EXERCISE DETAILS. Quote the entries that follow exactly, leaving none out.

====

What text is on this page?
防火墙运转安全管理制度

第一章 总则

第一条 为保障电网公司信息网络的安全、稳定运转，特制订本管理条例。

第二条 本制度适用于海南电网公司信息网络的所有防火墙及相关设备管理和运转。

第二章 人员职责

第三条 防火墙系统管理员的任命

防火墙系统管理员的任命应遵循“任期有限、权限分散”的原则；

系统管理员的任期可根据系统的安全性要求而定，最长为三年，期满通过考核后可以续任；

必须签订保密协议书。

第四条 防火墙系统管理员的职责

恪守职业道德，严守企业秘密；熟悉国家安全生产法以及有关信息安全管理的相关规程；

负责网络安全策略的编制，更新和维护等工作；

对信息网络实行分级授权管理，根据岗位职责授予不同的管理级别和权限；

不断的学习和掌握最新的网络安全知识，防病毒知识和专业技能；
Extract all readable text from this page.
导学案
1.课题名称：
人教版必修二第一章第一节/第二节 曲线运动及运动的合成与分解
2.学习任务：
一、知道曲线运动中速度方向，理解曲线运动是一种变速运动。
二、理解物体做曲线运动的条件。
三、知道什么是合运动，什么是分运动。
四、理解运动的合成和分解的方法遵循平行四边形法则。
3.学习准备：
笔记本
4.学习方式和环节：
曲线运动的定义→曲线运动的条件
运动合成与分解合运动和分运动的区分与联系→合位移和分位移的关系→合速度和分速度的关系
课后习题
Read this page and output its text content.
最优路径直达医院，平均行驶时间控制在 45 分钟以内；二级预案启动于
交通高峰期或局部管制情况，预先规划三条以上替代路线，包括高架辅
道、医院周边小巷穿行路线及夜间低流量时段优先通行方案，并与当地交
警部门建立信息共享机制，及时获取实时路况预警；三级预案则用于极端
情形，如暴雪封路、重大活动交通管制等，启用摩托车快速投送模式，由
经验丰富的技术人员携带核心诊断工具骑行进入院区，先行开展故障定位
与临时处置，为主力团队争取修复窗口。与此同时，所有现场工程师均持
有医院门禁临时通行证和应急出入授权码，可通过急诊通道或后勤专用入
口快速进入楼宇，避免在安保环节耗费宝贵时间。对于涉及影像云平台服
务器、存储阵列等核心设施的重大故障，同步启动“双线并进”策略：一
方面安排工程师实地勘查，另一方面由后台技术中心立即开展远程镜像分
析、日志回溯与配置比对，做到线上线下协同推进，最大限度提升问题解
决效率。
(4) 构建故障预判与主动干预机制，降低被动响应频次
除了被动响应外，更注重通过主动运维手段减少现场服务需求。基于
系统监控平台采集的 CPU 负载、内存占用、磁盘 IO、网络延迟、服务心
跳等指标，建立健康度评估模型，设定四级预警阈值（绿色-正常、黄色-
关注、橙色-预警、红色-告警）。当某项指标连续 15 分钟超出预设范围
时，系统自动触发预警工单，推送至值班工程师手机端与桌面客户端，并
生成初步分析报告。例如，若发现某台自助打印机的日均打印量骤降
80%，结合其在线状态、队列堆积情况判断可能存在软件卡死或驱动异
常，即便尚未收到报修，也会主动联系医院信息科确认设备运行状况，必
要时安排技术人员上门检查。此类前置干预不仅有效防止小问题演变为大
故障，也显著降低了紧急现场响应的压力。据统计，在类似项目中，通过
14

====

TASK RESULT.
What text is on this page?
防火墙运转安全管理制度

第一章 总则

第一条 为保障电网公司信息网络的安全、稳定运转，特制订本管理条例。

第二条 本制度适用于海南电网公司信息网络的所有防火墙及相关设备管理和运转。

第二章 人员职责

第三条 防火墙系统管理员的任命

防火墙系统管理员的任命应遵循“任期有限、权限分散”的原则；

系统管理员的任期可根据系统的安全性要求而定，最长为三年，期满通过考核后可以续任；

必须签订保密协议书。

第四条 防火墙系统管理员的职责

恪守职业道德，严守企业秘密；熟悉国家安全生产法以及有关信息安全管理的相关规程；

负责网络安全策略的编制，更新和维护等工作；

对信息网络实行分级授权管理，根据岗位职责授予不同的管理级别和权限；

不断的学习和掌握最新的网络安全知识，防病毒知识和专业技能；
Extract all readable text from this page.
导学案
1.课题名称：
人教版必修二第一章第一节/第二节 曲线运动及运动的合成与分解
2.学习任务：
一、知道曲线运动中速度方向，理解曲线运动是一种变速运动。
二、理解物体做曲线运动的条件。
三、知道什么是合运动，什么是分运动。
四、理解运动的合成和分解的方法遵循平行四边形法则。
3.学习准备：
笔记本
4.学习方式和环节：
曲线运动的定义→曲线运动的条件
运动合成与分解合运动和分运动的区分与联系→合位移和分位移的关系→合速度和分速度的关系
课后习题
Read this page and output its text content.
最优路径直达医院，平均行驶时间控制在 45 分钟以内；二级预案启动于
交通高峰期或局部管制情况，预先规划三条以上替代路线，包括高架辅
道、医院周边小巷穿行路线及夜间低流量时段优先通行方案，并与当地交
警部门建立信息共享机制，及时获取实时路况预警；三级预案则用于极端
情形，如暴雪封路、重大活动交通管制等，启用摩托车快速投送模式，由
经验丰富的技术人员携带核心诊断工具骑行进入院区，先行开展故障定位
与临时处置，为主力团队争取修复窗口。与此同时，所有现场工程师均持
有医院门禁临时通行证和应急出入授权码，可通过急诊通道或后勤专用入
口快速进入楼宇，避免在安保环节耗费宝贵时间。对于涉及影像云平台服
务器、存储阵列等核心设施的重大故障，同步启动“双线并进”策略：一
方面安排工程师实地勘查，另一方面由后台技术中心立即开展远程镜像分
析、日志回溯与配置比对，做到线上线下协同推进，最大限度提升问题解
决效率。
(4) 构建故障预判与主动干预机制，降低被动响应频次
除了被动响应外，更注重通过主动运维手段减少现场服务需求。基于
系统监控平台采集的 CPU 负载、内存占用、磁盘 IO、网络延迟、服务心
跳等指标，建立健康度评估模型，设定四级预警阈值（绿色-正常、黄色-
关注、橙色-预警、红色-告警）。当某项指标连续 15 分钟超出预设范围
时，系统自动触发预警工单，推送至值班工程师手机端与桌面客户端，并
生成初步分析报告。例如，若发现某台自助打印机的日均打印量骤降
80%，结合其在线状态、队列堆积情况判断可能存在软件卡死或驱动异
常，即便尚未收到报修，也会主动联系医院信息科确认设备运行状况，必
要时安排技术人员上门检查。此类前置干预不仅有效防止小问题演变为大
故障，也显著降低了紧急现场响应的压力。据统计，在类似项目中，通过
14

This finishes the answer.